◆ EXERCISE PROMPT:
Count the lines below that contain the word "text". Give only the number.

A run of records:
— begin —
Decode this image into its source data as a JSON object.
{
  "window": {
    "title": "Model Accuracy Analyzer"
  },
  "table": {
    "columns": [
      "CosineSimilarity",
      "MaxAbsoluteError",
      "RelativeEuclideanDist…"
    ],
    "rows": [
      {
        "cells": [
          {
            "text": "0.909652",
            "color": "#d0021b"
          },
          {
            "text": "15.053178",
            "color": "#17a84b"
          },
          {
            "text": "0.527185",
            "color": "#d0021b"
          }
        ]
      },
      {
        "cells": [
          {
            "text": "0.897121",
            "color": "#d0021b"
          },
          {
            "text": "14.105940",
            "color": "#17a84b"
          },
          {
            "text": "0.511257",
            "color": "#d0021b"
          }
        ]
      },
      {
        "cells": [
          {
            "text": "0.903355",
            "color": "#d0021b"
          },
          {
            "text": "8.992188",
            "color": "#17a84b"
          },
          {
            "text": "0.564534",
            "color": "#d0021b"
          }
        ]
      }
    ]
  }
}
— end —
◆ TASK OUTPUT:
9